(Collected data entries)
(begin)

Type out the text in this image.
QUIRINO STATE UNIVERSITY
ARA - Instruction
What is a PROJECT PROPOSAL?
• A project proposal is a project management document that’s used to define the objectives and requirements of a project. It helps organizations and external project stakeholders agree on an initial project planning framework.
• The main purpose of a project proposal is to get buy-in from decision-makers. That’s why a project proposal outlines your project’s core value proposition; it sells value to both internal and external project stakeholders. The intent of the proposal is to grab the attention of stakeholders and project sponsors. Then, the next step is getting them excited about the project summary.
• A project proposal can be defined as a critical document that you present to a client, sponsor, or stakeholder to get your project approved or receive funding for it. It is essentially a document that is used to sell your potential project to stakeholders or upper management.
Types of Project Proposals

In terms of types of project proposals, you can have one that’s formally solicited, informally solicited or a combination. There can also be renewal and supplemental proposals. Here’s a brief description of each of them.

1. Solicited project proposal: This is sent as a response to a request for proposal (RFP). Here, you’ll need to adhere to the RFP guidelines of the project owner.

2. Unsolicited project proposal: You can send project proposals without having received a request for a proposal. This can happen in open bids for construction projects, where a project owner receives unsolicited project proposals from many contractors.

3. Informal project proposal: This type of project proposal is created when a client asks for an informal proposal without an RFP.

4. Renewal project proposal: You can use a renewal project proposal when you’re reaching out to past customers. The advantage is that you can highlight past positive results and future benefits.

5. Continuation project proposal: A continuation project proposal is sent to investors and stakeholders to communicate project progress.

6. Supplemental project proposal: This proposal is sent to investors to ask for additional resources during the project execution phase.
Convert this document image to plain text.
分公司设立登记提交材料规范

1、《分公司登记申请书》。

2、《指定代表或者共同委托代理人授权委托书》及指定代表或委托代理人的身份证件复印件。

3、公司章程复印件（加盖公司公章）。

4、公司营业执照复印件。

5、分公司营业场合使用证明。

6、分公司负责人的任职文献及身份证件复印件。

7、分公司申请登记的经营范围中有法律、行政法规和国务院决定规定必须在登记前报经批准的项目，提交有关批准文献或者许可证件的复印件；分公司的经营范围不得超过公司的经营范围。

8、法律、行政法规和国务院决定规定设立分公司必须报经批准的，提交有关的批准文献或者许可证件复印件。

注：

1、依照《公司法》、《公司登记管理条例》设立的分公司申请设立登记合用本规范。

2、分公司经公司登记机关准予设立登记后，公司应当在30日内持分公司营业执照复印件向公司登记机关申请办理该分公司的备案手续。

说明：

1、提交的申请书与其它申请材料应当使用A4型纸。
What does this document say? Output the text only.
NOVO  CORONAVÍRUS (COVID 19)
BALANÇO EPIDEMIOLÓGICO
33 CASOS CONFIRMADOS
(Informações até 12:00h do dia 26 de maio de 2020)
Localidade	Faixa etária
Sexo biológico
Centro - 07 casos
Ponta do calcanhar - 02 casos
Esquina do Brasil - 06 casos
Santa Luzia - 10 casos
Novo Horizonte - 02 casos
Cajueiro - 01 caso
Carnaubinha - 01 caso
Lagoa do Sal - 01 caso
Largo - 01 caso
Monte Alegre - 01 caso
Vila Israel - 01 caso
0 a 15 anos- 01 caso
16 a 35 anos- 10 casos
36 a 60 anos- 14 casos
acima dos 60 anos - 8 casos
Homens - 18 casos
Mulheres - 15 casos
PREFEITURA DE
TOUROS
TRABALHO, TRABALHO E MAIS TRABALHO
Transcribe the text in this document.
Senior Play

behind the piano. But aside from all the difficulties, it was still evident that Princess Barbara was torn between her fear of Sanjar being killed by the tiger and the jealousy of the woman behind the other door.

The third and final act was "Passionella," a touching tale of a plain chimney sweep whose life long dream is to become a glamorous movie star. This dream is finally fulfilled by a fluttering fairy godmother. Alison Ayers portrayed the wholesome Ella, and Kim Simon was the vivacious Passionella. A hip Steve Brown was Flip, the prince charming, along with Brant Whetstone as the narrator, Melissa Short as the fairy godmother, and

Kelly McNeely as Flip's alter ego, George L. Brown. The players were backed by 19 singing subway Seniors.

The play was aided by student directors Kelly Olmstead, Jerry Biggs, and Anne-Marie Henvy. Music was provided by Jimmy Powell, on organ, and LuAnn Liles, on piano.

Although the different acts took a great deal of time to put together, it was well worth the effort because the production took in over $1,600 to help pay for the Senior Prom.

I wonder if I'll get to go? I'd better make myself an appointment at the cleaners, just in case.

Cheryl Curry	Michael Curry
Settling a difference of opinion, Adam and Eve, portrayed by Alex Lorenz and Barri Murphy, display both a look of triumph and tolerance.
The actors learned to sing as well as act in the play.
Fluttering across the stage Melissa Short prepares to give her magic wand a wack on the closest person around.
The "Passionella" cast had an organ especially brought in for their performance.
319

(end)

- Exercise description
Repeat the lines above exactly.

- Full output
Type out the text in this image.
QUIRINO STATE UNIVERSITY
ARA - Instruction
What is a PROJECT PROPOSAL?
• A project proposal is a project management document that’s used to define the objectives and requirements of a project. It helps organizations and external project stakeholders agree on an initial project planning framework.
• The main purpose of a project proposal is to get buy-in from decision-makers. That’s why a project proposal outlines your project’s core value proposition; it sells value to both internal and external project stakeholders. The intent of the proposal is to grab the attention of stakeholders and project sponsors. Then, the next step is getting them excited about the project summary.
• A project proposal can be defined as a critical document that you present to a client, sponsor, or stakeholder to get your project approved or receive funding for it. It is essentially a document that is used to sell your potential project to stakeholders or upper management.
Types of Project Proposals

In terms of types of project proposals, you can have one that’s formally solicited, informally solicited or a combination. There can also be renewal and supplemental proposals. Here’s a brief description of each of them.

1. Solicited project proposal: This is sent as a response to a request for proposal (RFP). Here, you’ll need to adhere to the RFP guidelines of the project owner.

2. Unsolicited project proposal: You can send project proposals without having received a request for a proposal. This can happen in open bids for construction projects, where a project owner receives unsolicited project proposals from many contractors.

3. Informal project proposal: This type of project proposal is created when a client asks for an informal proposal without an RFP.

4. Renewal project proposal: You can use a renewal project proposal when you’re reaching out to past customers. The advantage is that you can highlight past positive results and future benefits.

5. Continuation project proposal: A continuation project proposal is sent to investors and stakeholders to communicate project progress.

6. Supplemental project proposal: This proposal is sent to investors to ask for additional resources during the project execution phase.
Convert this document image to plain text.
分公司设立登记提交材料规范

1、《分公司登记申请书》。

2、《指定代表或者共同委托代理人授权委托书》及指定代表或委托代理人的身份证件复印件。

3、公司章程复印件（加盖公司公章）。

4、公司营业执照复印件。

5、分公司营业场合使用证明。

6、分公司负责人的任职文献及身份证件复印件。

7、分公司申请登记的经营范围中有法律、行政法规和国务院决定规定必须在登记前报经批准的项目，提交有关批准文献或者许可证件的复印件；分公司的经营范围不得超过公司的经营范围。

8、法律、行政法规和国务院决定规定设立分公司必须报经批准的，提交有关的批准文献或者许可证件复印件。

注：

1、依照《公司法》、《公司登记管理条例》设立的分公司申请设立登记合用本规范。

2、分公司经公司登记机关准予设立登记后，公司应当在30日内持分公司营业执照复印件向公司登记机关申请办理该分公司的备案手续。

说明：

1、提交的申请书与其它申请材料应当使用A4型纸。
What does this document say? Output the text only.
NOVO  CORONAVÍRUS (COVID 19)
BALANÇO EPIDEMIOLÓGICO
33 CASOS CONFIRMADOS
(Informações até 12:00h do dia 26 de maio de 2020)
Localidade	Faixa etária
Sexo biológico
Centro - 07 casos
Ponta do calcanhar - 02 casos
Esquina do Brasil - 06 casos
Santa Luzia - 10 casos
Novo Horizonte - 02 casos
Cajueiro - 01 caso
Carnaubinha - 01 caso
Lagoa do Sal - 01 caso
Largo - 01 caso
Monte Alegre - 01 caso
Vila Israel - 01 caso
0 a 15 anos- 01 caso
16 a 35 anos- 10 casos
36 a 60 anos- 14 casos
acima dos 60 anos - 8 casos
Homens - 18 casos
Mulheres - 15 casos
PREFEITURA DE
TOUROS
TRABALHO, TRABALHO E MAIS TRABALHO
Transcribe the text in this document.
Senior Play

behind the piano. But aside from all the difficulties, it was still evident that Princess Barbara was torn between her fear of Sanjar being killed by the tiger and the jealousy of the woman behind the other door.

The third and final act was "Passionella," a touching tale of a plain chimney sweep whose life long dream is to become a glamorous movie star. This dream is finally fulfilled by a fluttering fairy godmother. Alison Ayers portrayed the wholesome Ella, and Kim Simon was the vivacious Passionella. A hip Steve Brown was Flip, the prince charming, along with Brant Whetstone as the narrator, Melissa Short as the fairy godmother, and

Kelly McNeely as Flip's alter ego, George L. Brown. The players were backed by 19 singing subway Seniors.

The play was aided by student directors Kelly Olmstead, Jerry Biggs, and Anne-Marie Henvy. Music was provided by Jimmy Powell, on organ, and LuAnn Liles, on piano.

Although the different acts took a great deal of time to put together, it was well worth the effort because the production took in over $1,600 to help pay for the Senior Prom.

I wonder if I'll get to go? I'd better make myself an appointment at the cleaners, just in case.

Cheryl Curry	Michael Curry
Settling a difference of opinion, Adam and Eve, portrayed by Alex Lorenz and Barri Murphy, display both a look of triumph and tolerance.
The actors learned to sing as well as act in the play.
Fluttering across the stage Melissa Short prepares to give her magic wand a wack on the closest person around.
The "Passionella" cast had an organ especially brought in for their performance.
319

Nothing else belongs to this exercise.